## Selected extract:

________

The only remaining retail tenant from before redevelopment began is a Rite Aid store, which is considering expanding within the mall, Bell said.

The redeveloped Rotunda, previously limited to retail and offices, will now also include a residential component of 379 apartments, to be called The Icon at the Rotunda, as well as a central "Town Square" plaza for the mall complex and 1,200 parking spaces — about 300 surface spaces and the rest in two garages. The apartment building will have a courtyard, where Bell said residents will be able to grill out and watch TV, among other amenities. There will also be a resort-style pool, he said.

Construction of the redevelopment project as a whole is expected to be finished by the end of this year, Bell said. The first apartment tenants are expected to move in this summer. Hekemian already has an unofficial waiting list of people who have expressed interest in living there, he said.

Hekemian anticipates a mix of residential tenants, including Hopkins students, empty nesters and young professionals, and a mix of chain retail stores that gives them and north Baltimoreans in general "more choices, closer to home," Bell said.

"I think this part of Baltimore has been underserved with good retail," he said.

Rotunda as icon

The biggest of the tenants announced this week is the Space Telescope Science Institute, which will move much of its administrative and office staff from the institute's headquarters at 3700 San Martin Drive to the 15,000-square-foot ground floor of the original mall building with a bell tower that dates to the 1920s, when it was the Maryland Casualty Insurance Co.

The institute is committed to using as much as another 15,000 square feet in the building as the move is phased in, Bell said.The institute is an operations center that helps set the mission agenda for the stargazing Hubble space telescope, which is in orbit 343 miles above the Earth.

________

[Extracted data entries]
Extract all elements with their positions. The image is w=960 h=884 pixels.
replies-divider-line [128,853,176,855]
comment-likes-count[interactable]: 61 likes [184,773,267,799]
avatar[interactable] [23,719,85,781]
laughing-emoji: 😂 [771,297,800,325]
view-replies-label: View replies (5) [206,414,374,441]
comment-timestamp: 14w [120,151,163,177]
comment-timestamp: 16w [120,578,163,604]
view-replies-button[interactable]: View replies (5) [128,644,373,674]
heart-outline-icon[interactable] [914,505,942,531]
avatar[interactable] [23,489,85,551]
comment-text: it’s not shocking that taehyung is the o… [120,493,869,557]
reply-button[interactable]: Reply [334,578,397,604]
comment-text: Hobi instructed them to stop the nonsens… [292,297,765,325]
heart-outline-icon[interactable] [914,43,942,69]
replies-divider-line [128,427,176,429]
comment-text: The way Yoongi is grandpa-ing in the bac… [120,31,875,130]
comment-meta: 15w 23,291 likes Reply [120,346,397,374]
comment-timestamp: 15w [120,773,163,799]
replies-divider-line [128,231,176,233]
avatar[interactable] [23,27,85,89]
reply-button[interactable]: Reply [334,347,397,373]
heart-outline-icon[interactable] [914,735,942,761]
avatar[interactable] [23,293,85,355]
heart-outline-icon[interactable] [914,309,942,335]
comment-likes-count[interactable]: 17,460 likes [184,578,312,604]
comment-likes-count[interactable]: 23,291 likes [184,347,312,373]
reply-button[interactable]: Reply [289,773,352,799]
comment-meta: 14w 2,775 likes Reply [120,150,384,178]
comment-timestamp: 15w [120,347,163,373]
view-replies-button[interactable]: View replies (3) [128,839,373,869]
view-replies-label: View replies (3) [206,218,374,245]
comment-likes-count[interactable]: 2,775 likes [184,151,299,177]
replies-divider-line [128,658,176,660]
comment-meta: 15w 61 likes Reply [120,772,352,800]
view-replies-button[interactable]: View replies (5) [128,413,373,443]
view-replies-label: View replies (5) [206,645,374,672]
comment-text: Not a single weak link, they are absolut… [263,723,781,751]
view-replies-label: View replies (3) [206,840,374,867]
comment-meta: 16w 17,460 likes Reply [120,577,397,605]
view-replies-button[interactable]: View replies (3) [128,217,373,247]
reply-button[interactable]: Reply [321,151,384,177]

________

## What to do:
Quote the entire excerpt about the Rotunda redevelopment word for word, from the first sentence to the last.

## Finished task:
The only remaining retail tenant from before redevelopment began is a Rite Aid store, which is considering expanding within the mall, Bell said.

The redeveloped Rotunda, previously limited to retail and offices, will now also include a residential component of 379 apartments, to be called The Icon at the Rotunda, as well as a central "Town Square" plaza for the mall complex and 1,200 parking spaces — about 300 surface spaces and the rest in two garages. The apartment building will have a courtyard, where Bell said residents will be able to grill out and watch TV, among other amenities. There will also be a resort-style pool, he said.

Construction of the redevelopment project as a whole is expected to be finished by the end of this year, Bell said. The first apartment tenants are expected to move in this summer. Hekemian already has an unofficial waiting list of people who have expressed interest in living there, he said.

Hekemian anticipates a mix of residential tenants, including Hopkins students, empty nesters and young professionals, and a mix of chain retail stores that gives them and north Baltimoreans in general "more choices, closer to home," Bell said.

"I think this part of Baltimore has been underserved with good retail," he said.

Rotunda as icon

The biggest of the tenants announced this week is the Space Telescope Science Institute, which will move much of its administrative and office staff from the institute's headquarters at 3700 San Martin Drive to the 15,000-square-foot ground floor of the original mall building with a bell tower that dates to the 1920s, when it was the Maryland Casualty Insurance Co.

The institute is committed to using as much as another 15,000 square feet in the building as the move is phased in, Bell said.The institute is an operations center that helps set the mission agenda for the stargazing Hubble space telescope, which is in orbit 343 miles above the Earth.